■ WORK TO COMPLETE:
Copy every record below exactly as written, but leave out the pictures.

■ EXERCISE INPUTS:
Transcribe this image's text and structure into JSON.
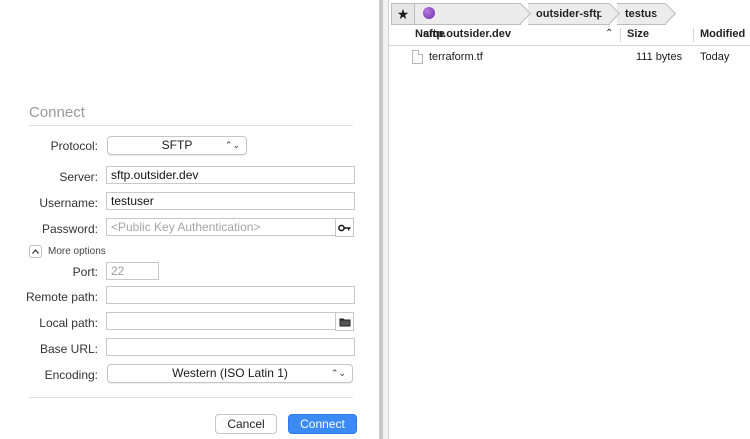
{
  "dialog": {
    "title": "Connect",
    "protocol": {
      "label": "Protocol:",
      "value": "SFTP"
    },
    "server": {
      "label": "Server:",
      "value": "sftp.outsider.dev"
    },
    "username": {
      "label": "Username:",
      "value": "testuser"
    },
    "password": {
      "label": "Password:",
      "placeholder": "<Public Key Authentication>"
    },
    "more_options": {
      "label": "More options",
      "expanded": true
    },
    "port": {
      "label": "Port:",
      "value": "22"
    },
    "remote_path": {
      "label": "Remote path:",
      "value": ""
    },
    "local_path": {
      "label": "Local path:",
      "value": ""
    },
    "base_url": {
      "label": "Base URL:",
      "value": ""
    },
    "encoding": {
      "label": "Encoding:",
      "value": "Western (ISO Latin 1)"
    },
    "buttons": {
      "cancel": "Cancel",
      "connect": "Connect"
    },
    "accent_color": "#3b8af5"
  },
  "browser": {
    "path": [
      "sftp.outsider.dev",
      "outsider-sftp",
      "testuser"
    ],
    "columns": {
      "name": "Name",
      "size": "Size",
      "modified": "Modified"
    },
    "files": [
      {
        "name": "terraform.tf",
        "size": "111 bytes",
        "modified": "Today"
      }
    ]
  },
  "icons": {
    "star": "star-icon",
    "globe": "globe-icon",
    "key": "key-icon",
    "folder": "folder-icon",
    "disclosure": "chevron-up-icon",
    "sort": "sort-up-icon",
    "file": "file-icon"
  }
}
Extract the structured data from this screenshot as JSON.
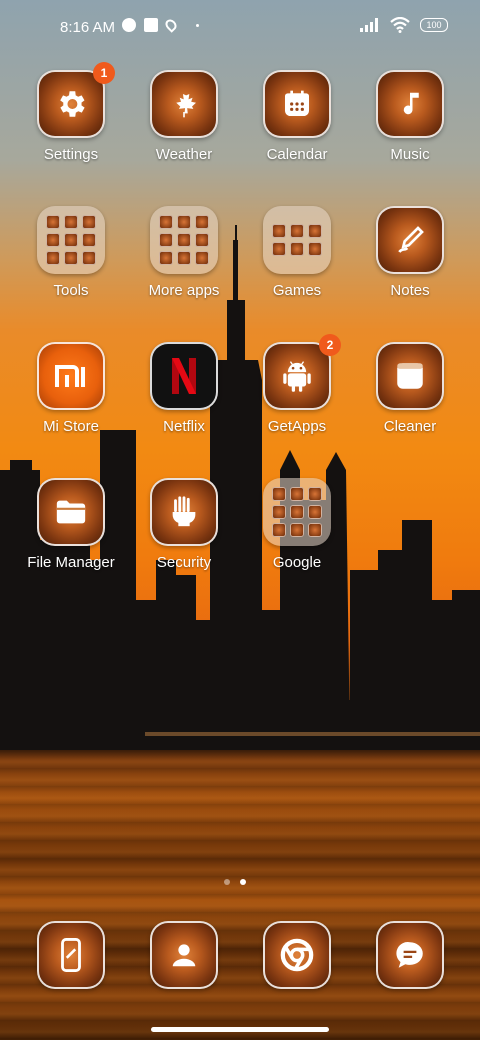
{
  "status": {
    "time": "8:16 AM",
    "battery": "100"
  },
  "apps": [
    {
      "label": "Settings",
      "badge": "1",
      "icon": "gear-icon"
    },
    {
      "label": "Weather",
      "icon": "maple-leaf-icon"
    },
    {
      "label": "Calendar",
      "icon": "calendar-icon"
    },
    {
      "label": "Music",
      "icon": "music-note-icon"
    },
    {
      "label": "Tools",
      "folder": true
    },
    {
      "label": "More apps",
      "folder": true
    },
    {
      "label": "Games",
      "folder": true
    },
    {
      "label": "Notes",
      "icon": "pen-icon"
    },
    {
      "label": "Mi Store",
      "icon": "mi-logo-icon"
    },
    {
      "label": "Netflix",
      "icon": "netflix-logo-icon"
    },
    {
      "label": "GetApps",
      "badge": "2",
      "icon": "android-icon"
    },
    {
      "label": "Cleaner",
      "icon": "cleaner-icon"
    },
    {
      "label": "File Manager",
      "icon": "folder-icon"
    },
    {
      "label": "Security",
      "icon": "shield-hand-icon"
    },
    {
      "label": "Google",
      "folder": true
    }
  ],
  "dock": [
    {
      "icon": "phone-icon"
    },
    {
      "icon": "contacts-icon"
    },
    {
      "icon": "chrome-icon"
    },
    {
      "icon": "messages-icon"
    }
  ],
  "pages": {
    "count": 2,
    "current": 2
  },
  "colors": {
    "badge": "#f05a1c",
    "accent": "#f28a12"
  }
}
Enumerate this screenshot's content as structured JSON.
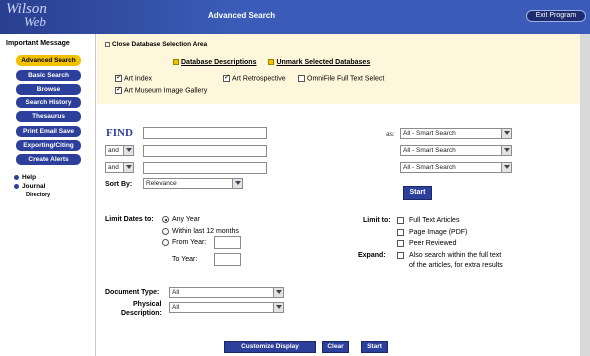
{
  "header": {
    "logo_line1": "Wilson",
    "logo_line2": "Web",
    "title": "Advanced Search",
    "exit_label": "Exit Program"
  },
  "sidebar": {
    "heading": "Important Message",
    "buttons": [
      {
        "label": "Advanced Search",
        "active": true
      },
      {
        "label": "Basic Search"
      },
      {
        "label": "Browse"
      },
      {
        "label": "Search History"
      },
      {
        "label": "Thesaurus"
      },
      {
        "label": "Print Email Save"
      },
      {
        "label": "Exporting/Citing"
      },
      {
        "label": "Create Alerts"
      }
    ],
    "links": [
      {
        "label": "Help"
      },
      {
        "label": "Journal",
        "sub": "Directory"
      }
    ]
  },
  "databases": {
    "close_label": "Close Database Selection Area",
    "descriptions_label": "Database Descriptions",
    "unmark_label": "Unmark Selected Databases",
    "items": [
      {
        "label": "Art Index",
        "checked": true
      },
      {
        "label": "Art Retrospective",
        "checked": true
      },
      {
        "label": "OmniFile Full Text Select",
        "checked": false
      },
      {
        "label": "Art Museum Image Gallery",
        "checked": true
      }
    ]
  },
  "search": {
    "find_label": "FIND",
    "as_label": "as:",
    "rows": [
      {
        "op": "",
        "field": "All - Smart Search"
      },
      {
        "op": "and",
        "field": "All - Smart Search"
      },
      {
        "op": "and",
        "field": "All - Smart Search"
      }
    ],
    "sort_label": "Sort By:",
    "sort_value": "Relevance",
    "start_label": "Start"
  },
  "limit_dates": {
    "label": "Limit Dates to:",
    "options": [
      "Any Year",
      "Within last 12 months",
      "From Year:"
    ],
    "to_year_label": "To Year:"
  },
  "limit_to": {
    "label": "Limit to:",
    "options": [
      "Full Text Articles",
      "Page Image (PDF)",
      "Peer Reviewed"
    ]
  },
  "expand": {
    "label": "Expand:",
    "line1": "Also search within the full text",
    "line2": "of the articles, for extra results"
  },
  "document_type": {
    "label": "Document Type:",
    "value": "All"
  },
  "physical_description": {
    "label_line1": "Physical",
    "label_line2": "Description:",
    "value": "All"
  },
  "bottom": {
    "customize_label": "Customize Display",
    "clear_label": "Clear",
    "start_label": "Start"
  },
  "colors": {
    "header_blue": "#3a5cb8",
    "button_blue": "#2b3f9b",
    "active_yellow": "#f2c200",
    "db_area_bg": "#fff7dc"
  }
}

■ RESPONSE TO THE EXERCISE:
Transcribe this image's text and structure into JSON.
{
  "dialog": {
    "title": "Connect",
    "protocol": {
      "label": "Protocol:",
      "value": "SFTP"
    },
    "server": {
      "label": "Server:",
      "value": "sftp.outsider.dev"
    },
    "username": {
      "label": "Username:",
      "value": "testuser"
    },
    "password": {
      "label": "Password:",
      "placeholder": "<Public Key Authentication>"
    },
    "more_options": {
      "label": "More options",
      "expanded": true
    },
    "port": {
      "label": "Port:",
      "value": "22"
    },
    "remote_path": {
      "label": "Remote path:",
      "value": ""
    },
    "local_path": {
      "label": "Local path:",
      "value": ""
    },
    "base_url": {
      "label": "Base URL:",
      "value": ""
    },
    "encoding": {
      "label": "Encoding:",
      "value": "Western (ISO Latin 1)"
    },
    "buttons": {
      "cancel": "Cancel",
      "connect": "Connect"
    },
    "accent_color": "#3b8af5"
  },
  "browser": {
    "path": [
      "sftp.outsider.dev",
      "outsider-sftp",
      "testuser"
    ],
    "columns": {
      "name": "Name",
      "size": "Size",
      "modified": "Modified"
    },
    "files": [
      {
        "name": "terraform.tf",
        "size": "111 bytes",
        "modified": "Today"
      }
    ]
  },
  "icons": {
    "star": "star-icon",
    "globe": "globe-icon",
    "key": "key-icon",
    "folder": "folder-icon",
    "disclosure": "chevron-up-icon",
    "sort": "sort-up-icon",
    "file": "file-icon"
  }
}
Extract the structured data from this screenshot as JSON.
{
  "status": {
    "time": "8:16 AM",
    "battery": "100"
  },
  "apps": [
    {
      "label": "Settings",
      "badge": "1",
      "icon": "gear-icon"
    },
    {
      "label": "Weather",
      "icon": "maple-leaf-icon"
    },
    {
      "label": "Calendar",
      "icon": "calendar-icon"
    },
    {
      "label": "Music",
      "icon": "music-note-icon"
    },
    {
      "label": "Tools",
      "folder": true
    },
    {
      "label": "More apps",
      "folder": true
    },
    {
      "label": "Games",
      "folder": true
    },
    {
      "label": "Notes",
      "icon": "pen-icon"
    },
    {
      "label": "Mi Store",
      "icon": "mi-logo-icon"
    },
    {
      "label": "Netflix",
      "icon": "netflix-logo-icon"
    },
    {
      "label": "GetApps",
      "badge": "2",
      "icon": "android-icon"
    },
    {
      "label": "Cleaner",
      "icon": "cleaner-icon"
    },
    {
      "label": "File Manager",
      "icon": "folder-icon"
    },
    {
      "label": "Security",
      "icon": "shield-hand-icon"
    },
    {
      "label": "Google",
      "folder": true
    }
  ],
  "dock": [
    {
      "icon": "phone-icon"
    },
    {
      "icon": "contacts-icon"
    },
    {
      "icon": "chrome-icon"
    },
    {
      "icon": "messages-icon"
    }
  ],
  "pages": {
    "count": 2,
    "current": 2
  },
  "colors": {
    "badge": "#f05a1c",
    "accent": "#f28a12"
  }
}
Enumerate this screenshot's content as structured JSON.
{
  "header": {
    "logo_line1": "Wilson",
    "logo_line2": "Web",
    "title": "Advanced Search",
    "exit_label": "Exit Program"
  },
  "sidebar": {
    "heading": "Important Message",
    "buttons": [
      {
        "label": "Advanced Search",
        "active": true
      },
      {
        "label": "Basic Search"
      },
      {
        "label": "Browse"
      },
      {
        "label": "Search History"
      },
      {
        "label": "Thesaurus"
      },
      {
        "label": "Print Email Save"
      },
      {
        "label": "Exporting/Citing"
      },
      {
        "label": "Create Alerts"
      }
    ],
    "links": [
      {
        "label": "Help"
      },
      {
        "label": "Journal",
        "sub": "Directory"
      }
    ]
  },
  "databases": {
    "close_label": "Close Database Selection Area",
    "descriptions_label": "Database Descriptions",
    "unmark_label": "Unmark Selected Databases",
    "items": [
      {
        "label": "Art Index",
        "checked": true
      },
      {
        "label": "Art Retrospective",
        "checked": true
      },
      {
        "label": "OmniFile Full Text Select",
        "checked": false
      },
      {
        "label": "Art Museum Image Gallery",
        "checked": true
      }
    ]
  },
  "search": {
    "find_label": "FIND",
    "as_label": "as:",
    "rows": [
      {
        "op": "",
        "field": "All - Smart Search"
      },
      {
        "op": "and",
        "field": "All - Smart Search"
      },
      {
        "op": "and",
        "field": "All - Smart Search"
      }
    ],
    "sort_label": "Sort By:",
    "sort_value": "Relevance",
    "start_label": "Start"
  },
  "limit_dates": {
    "label": "Limit Dates to:",
    "options": [
      "Any Year",
      "Within last 12 months",
      "From Year:"
    ],
    "to_year_label": "To Year:"
  },
  "limit_to": {
    "label": "Limit to:",
    "options": [
      "Full Text Articles",
      "Page Image (PDF)",
      "Peer Reviewed"
    ]
  },
  "expand": {
    "label": "Expand:",
    "line1": "Also search within the full text",
    "line2": "of the articles, for extra results"
  },
  "document_type": {
    "label": "Document Type:",
    "value": "All"
  },
  "physical_description": {
    "label_line1": "Physical",
    "label_line2": "Description:",
    "value": "All"
  },
  "bottom": {
    "customize_label": "Customize Display",
    "clear_label": "Clear",
    "start_label": "Start"
  },
  "colors": {
    "header_blue": "#3a5cb8",
    "button_blue": "#2b3f9b",
    "active_yellow": "#f2c200",
    "db_area_bg": "#fff7dc"
  }
}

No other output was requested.